▶ Task requirements:
Examine the entries below, count the lines holding the string "的个数为", and respond with the number only.

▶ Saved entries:
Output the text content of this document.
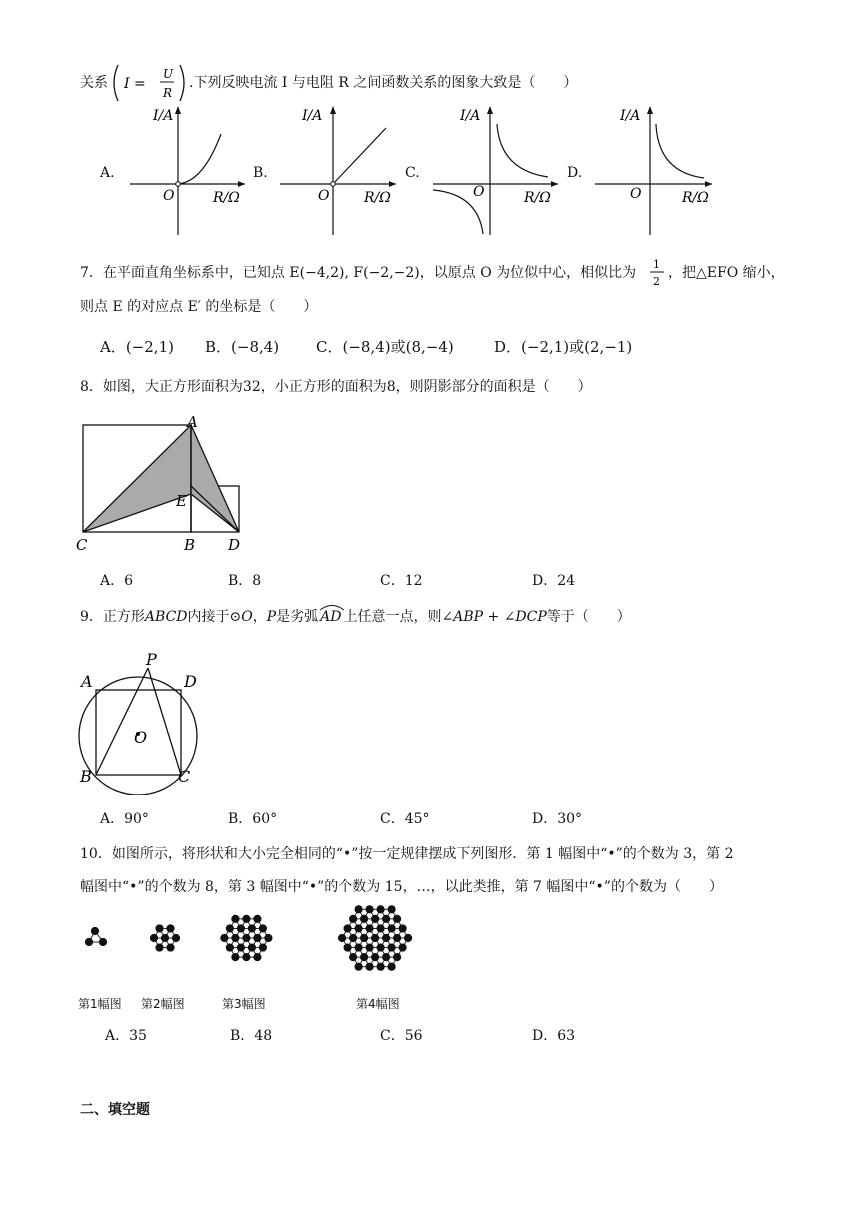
关系 I =
U
R
.下列反映电流 I 与电阻 R 之间函数关系的图象大致是（　　）
A.
I/A
R/Ω
O
B.
I/A
R/Ω
O
C.
I/A
R/Ω
O
D.
I/A
R/Ω
O
7．在平面直角坐标系中，已知点 E(−4,2), F(−2,−2)，以原点 O 为位似中心，相似比为
1
2
，把△EFO 缩小，
则点 E 的对应点 E′ 的坐标是（　　）
A．(−2,1) B．(−8,4) C．(−8,4)或(8,−4)	D．(−2,1)或(2,−1)
8．如图，大正方形面积为32，小正方形的面积为8，则阴影部分的面积是（　　）
A
E
C	B D
A．6	B．8	C．12	D．24
9．正方形ABCD内接于⊙O，P是劣弧 AD 上任意一点，则∠ABP + ∠DCP等于（　　）
P
A	D
O
B	C
A．90°	B．60°	C．45°	D．30°
10．如图所示，将形状和大小完全相同的“•”按一定规律摆成下列图形．第 1 幅图中“•”的个数为 3，第 2
幅图中“•”的个数为 8，第 3 幅图中“•”的个数为 15，…，以此类推，第 7 幅图中“•”的个数为（　　）
第1幅图 第2幅图	第3幅图	第4幅图
A．35	B．48	C．56	D．63
二、填空题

▶ Solved problem:
2